__Given request__. Every entry must be copied word for word.

__Supplied records__.
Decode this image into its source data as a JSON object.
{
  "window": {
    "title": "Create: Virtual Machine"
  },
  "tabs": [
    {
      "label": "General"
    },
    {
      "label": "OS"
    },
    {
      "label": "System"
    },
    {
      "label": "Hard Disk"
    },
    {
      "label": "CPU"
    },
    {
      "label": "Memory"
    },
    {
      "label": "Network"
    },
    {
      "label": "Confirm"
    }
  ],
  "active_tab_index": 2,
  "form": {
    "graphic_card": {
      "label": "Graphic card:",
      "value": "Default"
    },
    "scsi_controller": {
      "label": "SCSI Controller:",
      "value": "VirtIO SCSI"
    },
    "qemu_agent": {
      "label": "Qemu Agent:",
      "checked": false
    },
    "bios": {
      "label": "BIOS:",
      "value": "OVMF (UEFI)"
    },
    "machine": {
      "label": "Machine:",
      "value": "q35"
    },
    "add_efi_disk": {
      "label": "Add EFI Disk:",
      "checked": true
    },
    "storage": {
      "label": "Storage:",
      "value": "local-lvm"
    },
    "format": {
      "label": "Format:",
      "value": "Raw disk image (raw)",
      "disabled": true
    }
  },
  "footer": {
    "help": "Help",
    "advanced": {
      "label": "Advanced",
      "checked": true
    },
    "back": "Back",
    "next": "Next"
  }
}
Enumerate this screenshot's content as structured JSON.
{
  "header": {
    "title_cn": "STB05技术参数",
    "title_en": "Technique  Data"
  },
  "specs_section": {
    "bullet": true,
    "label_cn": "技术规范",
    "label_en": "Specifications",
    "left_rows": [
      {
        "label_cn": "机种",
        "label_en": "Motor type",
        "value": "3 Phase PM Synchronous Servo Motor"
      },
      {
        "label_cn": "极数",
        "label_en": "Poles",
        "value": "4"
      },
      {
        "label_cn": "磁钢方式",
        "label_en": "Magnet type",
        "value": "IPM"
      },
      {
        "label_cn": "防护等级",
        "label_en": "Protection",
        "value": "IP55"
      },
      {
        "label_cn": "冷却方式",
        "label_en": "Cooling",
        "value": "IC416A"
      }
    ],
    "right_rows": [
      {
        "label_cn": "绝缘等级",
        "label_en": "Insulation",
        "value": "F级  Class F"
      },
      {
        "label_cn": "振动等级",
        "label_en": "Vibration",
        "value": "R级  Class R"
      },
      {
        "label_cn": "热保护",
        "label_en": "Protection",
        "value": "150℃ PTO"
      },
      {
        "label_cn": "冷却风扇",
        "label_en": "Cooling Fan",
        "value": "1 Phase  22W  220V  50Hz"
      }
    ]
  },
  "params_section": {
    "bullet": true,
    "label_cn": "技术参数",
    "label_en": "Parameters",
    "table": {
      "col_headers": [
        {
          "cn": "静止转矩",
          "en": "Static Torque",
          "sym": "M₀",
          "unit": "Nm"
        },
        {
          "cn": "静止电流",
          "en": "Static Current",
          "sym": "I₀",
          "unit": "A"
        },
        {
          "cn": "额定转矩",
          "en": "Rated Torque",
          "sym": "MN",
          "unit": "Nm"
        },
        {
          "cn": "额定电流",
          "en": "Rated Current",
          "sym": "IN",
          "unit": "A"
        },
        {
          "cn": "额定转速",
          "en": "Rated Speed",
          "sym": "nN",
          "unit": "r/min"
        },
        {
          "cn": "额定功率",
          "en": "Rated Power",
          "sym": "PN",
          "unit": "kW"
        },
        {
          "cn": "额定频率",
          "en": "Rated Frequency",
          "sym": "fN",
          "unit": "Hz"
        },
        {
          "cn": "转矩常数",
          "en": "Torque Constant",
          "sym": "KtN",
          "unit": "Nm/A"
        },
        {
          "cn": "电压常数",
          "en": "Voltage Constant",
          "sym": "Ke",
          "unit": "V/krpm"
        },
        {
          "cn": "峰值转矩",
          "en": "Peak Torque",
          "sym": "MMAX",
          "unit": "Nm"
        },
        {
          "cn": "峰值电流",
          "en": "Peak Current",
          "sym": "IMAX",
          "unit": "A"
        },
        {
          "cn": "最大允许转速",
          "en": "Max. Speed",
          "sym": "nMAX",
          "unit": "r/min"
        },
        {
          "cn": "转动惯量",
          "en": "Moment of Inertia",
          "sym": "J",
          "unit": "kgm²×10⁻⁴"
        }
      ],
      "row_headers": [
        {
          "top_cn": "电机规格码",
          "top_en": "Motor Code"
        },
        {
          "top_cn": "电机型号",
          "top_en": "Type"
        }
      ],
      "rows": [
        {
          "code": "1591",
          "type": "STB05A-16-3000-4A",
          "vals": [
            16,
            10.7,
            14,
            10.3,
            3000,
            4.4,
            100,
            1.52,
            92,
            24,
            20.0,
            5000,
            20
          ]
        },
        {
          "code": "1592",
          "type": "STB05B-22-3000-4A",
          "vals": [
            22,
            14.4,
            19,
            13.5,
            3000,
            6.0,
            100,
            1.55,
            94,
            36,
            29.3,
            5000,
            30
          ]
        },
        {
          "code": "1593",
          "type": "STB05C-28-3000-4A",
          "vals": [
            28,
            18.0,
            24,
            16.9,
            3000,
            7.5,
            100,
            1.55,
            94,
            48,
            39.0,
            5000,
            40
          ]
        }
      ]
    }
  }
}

__The response__.
Decode this image into its source data as a JSON object.
{
  "window": {
    "title": "Create: Virtual Machine"
  },
  "tabs": [
    {
      "label": "General"
    },
    {
      "label": "OS"
    },
    {
      "label": "System"
    },
    {
      "label": "Hard Disk"
    },
    {
      "label": "CPU"
    },
    {
      "label": "Memory"
    },
    {
      "label": "Network"
    },
    {
      "label": "Confirm"
    }
  ],
  "active_tab_index": 2,
  "form": {
    "graphic_card": {
      "label": "Graphic card:",
      "value": "Default"
    },
    "scsi_controller": {
      "label": "SCSI Controller:",
      "value": "VirtIO SCSI"
    },
    "qemu_agent": {
      "label": "Qemu Agent:",
      "checked": false
    },
    "bios": {
      "label": "BIOS:",
      "value": "OVMF (UEFI)"
    },
    "machine": {
      "label": "Machine:",
      "value": "q35"
    },
    "add_efi_disk": {
      "label": "Add EFI Disk:",
      "checked": true
    },
    "storage": {
      "label": "Storage:",
      "value": "local-lvm"
    },
    "format": {
      "label": "Format:",
      "value": "Raw disk image (raw)",
      "disabled": true
    }
  },
  "footer": {
    "help": "Help",
    "advanced": {
      "label": "Advanced",
      "checked": true
    },
    "back": "Back",
    "next": "Next"
  }
}
Enumerate this screenshot's content as structured JSON.
{
  "header": {
    "title_cn": "STB05技术参数",
    "title_en": "Technique  Data"
  },
  "specs_section": {
    "bullet": true,
    "label_cn": "技术规范",
    "label_en": "Specifications",
    "left_rows": [
      {
        "label_cn": "机种",
        "label_en": "Motor type",
        "value": "3 Phase PM Synchronous Servo Motor"
      },
      {
        "label_cn": "极数",
        "label_en": "Poles",
        "value": "4"
      },
      {
        "label_cn": "磁钢方式",
        "label_en": "Magnet type",
        "value": "IPM"
      },
      {
        "label_cn": "防护等级",
        "label_en": "Protection",
        "value": "IP55"
      },
      {
        "label_cn": "冷却方式",
        "label_en": "Cooling",
        "value": "IC416A"
      }
    ],
    "right_rows": [
      {
        "label_cn": "绝缘等级",
        "label_en": "Insulation",
        "value": "F级  Class F"
      },
      {
        "label_cn": "振动等级",
        "label_en": "Vibration",
        "value": "R级  Class R"
      },
      {
        "label_cn": "热保护",
        "label_en": "Protection",
        "value": "150℃ PTO"
      },
      {
        "label_cn": "冷却风扇",
        "label_en": "Cooling Fan",
        "value": "1 Phase  22W  220V  50Hz"
      }
    ]
  },
  "params_section": {
    "bullet": true,
    "label_cn": "技术参数",
    "label_en": "Parameters",
    "table": {
      "col_headers": [
        {
          "cn": "静止转矩",
          "en": "Static Torque",
          "sym": "M₀",
          "unit": "Nm"
        },
        {
          "cn": "静止电流",
          "en": "Static Current",
          "sym": "I₀",
          "unit": "A"
        },
        {
          "cn": "额定转矩",
          "en": "Rated Torque",
          "sym": "MN",
          "unit": "Nm"
        },
        {
          "cn": "额定电流",
          "en": "Rated Current",
          "sym": "IN",
          "unit": "A"
        },
        {
          "cn": "额定转速",
          "en": "Rated Speed",
          "sym": "nN",
          "unit": "r/min"
        },
        {
          "cn": "额定功率",
          "en": "Rated Power",
          "sym": "PN",
          "unit": "kW"
        },
        {
          "cn": "额定频率",
          "en": "Rated Frequency",
          "sym": "fN",
          "unit": "Hz"
        },
        {
          "cn": "转矩常数",
          "en": "Torque Constant",
          "sym": "KtN",
          "unit": "Nm/A"
        },
        {
          "cn": "电压常数",
          "en": "Voltage Constant",
          "sym": "Ke",
          "unit": "V/krpm"
        },
        {
          "cn": "峰值转矩",
          "en": "Peak Torque",
          "sym": "MMAX",
          "unit": "Nm"
        },
        {
          "cn": "峰值电流",
          "en": "Peak Current",
          "sym": "IMAX",
          "unit": "A"
        },
        {
          "cn": "最大允许转速",
          "en": "Max. Speed",
          "sym": "nMAX",
          "unit": "r/min"
        },
        {
          "cn": "转动惯量",
          "en": "Moment of Inertia",
          "sym": "J",
          "unit": "kgm²×10⁻⁴"
        }
      ],
      "row_headers": [
        {
          "top_cn": "电机规格码",
          "top_en": "Motor Code"
        },
        {
          "top_cn": "电机型号",
          "top_en": "Type"
        }
      ],
      "rows": [
        {
          "code": "1591",
          "type": "STB05A-16-3000-4A",
          "vals": [
            16,
            10.7,
            14,
            10.3,
            3000,
            4.4,
            100,
            1.52,
            92,
            24,
            20.0,
            5000,
            20
          ]
        },
        {
          "code": "1592",
          "type": "STB05B-22-3000-4A",
          "vals": [
            22,
            14.4,
            19,
            13.5,
            3000,
            6.0,
            100,
            1.55,
            94,
            36,
            29.3,
            5000,
            30
          ]
        },
        {
          "code": "1593",
          "type": "STB05C-28-3000-4A",
          "vals": [
            28,
            18.0,
            24,
            16.9,
            3000,
            7.5,
            100,
            1.55,
            94,
            48,
            39.0,
            5000,
            40
          ]
        }
      ]
    }
  }
}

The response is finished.